[Begin]

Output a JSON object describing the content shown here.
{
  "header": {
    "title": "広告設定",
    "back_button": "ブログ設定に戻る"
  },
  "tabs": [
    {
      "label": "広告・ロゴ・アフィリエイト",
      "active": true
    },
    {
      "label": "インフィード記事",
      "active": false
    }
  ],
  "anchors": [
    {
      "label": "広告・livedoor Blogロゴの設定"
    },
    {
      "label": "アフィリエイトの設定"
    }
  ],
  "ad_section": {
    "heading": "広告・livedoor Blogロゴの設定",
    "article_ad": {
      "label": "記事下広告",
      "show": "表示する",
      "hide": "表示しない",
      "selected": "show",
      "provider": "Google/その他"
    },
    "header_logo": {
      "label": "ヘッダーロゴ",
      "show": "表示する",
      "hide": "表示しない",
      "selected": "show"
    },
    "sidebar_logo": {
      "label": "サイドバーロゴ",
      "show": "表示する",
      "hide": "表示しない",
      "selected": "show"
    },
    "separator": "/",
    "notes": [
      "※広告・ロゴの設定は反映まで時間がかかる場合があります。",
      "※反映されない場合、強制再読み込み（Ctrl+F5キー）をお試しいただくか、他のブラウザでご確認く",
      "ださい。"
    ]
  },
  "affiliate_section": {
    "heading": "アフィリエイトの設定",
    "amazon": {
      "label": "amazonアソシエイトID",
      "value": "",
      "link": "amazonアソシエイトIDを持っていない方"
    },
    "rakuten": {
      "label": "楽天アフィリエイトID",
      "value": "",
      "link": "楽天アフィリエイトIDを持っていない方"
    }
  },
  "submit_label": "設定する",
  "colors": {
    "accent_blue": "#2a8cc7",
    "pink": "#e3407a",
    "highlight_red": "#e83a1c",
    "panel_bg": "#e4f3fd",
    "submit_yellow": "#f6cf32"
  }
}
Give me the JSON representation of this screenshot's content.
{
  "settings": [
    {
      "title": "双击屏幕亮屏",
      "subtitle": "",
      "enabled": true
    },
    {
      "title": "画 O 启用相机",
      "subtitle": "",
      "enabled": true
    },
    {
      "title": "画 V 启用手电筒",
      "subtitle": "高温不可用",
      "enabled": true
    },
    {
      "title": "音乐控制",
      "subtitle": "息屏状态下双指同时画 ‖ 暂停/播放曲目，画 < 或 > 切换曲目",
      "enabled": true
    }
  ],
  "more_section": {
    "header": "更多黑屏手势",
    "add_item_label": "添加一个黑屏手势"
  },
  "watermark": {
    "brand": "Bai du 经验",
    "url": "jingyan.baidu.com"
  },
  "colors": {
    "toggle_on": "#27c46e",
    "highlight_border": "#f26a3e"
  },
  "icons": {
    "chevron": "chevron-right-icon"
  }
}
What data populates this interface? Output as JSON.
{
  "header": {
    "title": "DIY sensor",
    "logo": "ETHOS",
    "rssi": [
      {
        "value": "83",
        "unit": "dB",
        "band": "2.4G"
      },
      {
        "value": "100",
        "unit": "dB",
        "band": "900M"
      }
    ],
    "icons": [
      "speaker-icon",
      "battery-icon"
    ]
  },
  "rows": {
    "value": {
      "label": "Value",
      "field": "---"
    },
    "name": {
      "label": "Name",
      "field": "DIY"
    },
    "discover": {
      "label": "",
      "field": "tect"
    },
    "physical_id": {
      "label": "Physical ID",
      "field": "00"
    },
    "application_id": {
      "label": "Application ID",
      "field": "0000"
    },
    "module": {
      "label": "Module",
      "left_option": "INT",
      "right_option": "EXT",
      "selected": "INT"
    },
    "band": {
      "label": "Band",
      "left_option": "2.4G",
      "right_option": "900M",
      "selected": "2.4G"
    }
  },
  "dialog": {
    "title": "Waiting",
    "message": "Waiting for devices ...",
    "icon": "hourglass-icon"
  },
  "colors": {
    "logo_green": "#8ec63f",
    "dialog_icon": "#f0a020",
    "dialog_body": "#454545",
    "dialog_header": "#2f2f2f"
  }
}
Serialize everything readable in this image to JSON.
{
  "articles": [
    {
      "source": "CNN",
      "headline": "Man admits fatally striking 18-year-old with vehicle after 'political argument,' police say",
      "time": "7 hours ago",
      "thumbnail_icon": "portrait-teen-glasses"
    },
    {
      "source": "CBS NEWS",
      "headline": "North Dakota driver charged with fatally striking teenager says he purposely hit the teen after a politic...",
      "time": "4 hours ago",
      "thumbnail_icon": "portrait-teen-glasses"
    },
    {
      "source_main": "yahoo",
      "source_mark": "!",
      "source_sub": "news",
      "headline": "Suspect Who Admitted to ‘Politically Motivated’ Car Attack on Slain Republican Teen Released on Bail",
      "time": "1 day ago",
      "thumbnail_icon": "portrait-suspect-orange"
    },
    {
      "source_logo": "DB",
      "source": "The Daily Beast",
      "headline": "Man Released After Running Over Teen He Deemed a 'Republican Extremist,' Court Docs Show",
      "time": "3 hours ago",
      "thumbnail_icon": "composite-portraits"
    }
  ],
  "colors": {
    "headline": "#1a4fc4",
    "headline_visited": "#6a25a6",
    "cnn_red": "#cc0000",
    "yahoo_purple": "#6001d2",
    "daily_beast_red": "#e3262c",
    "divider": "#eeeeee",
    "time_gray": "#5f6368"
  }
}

[End]

• [THE REQUEST]: Report only the number of lines that hold the word "fatally".

• [CORRECT RESULT]: 2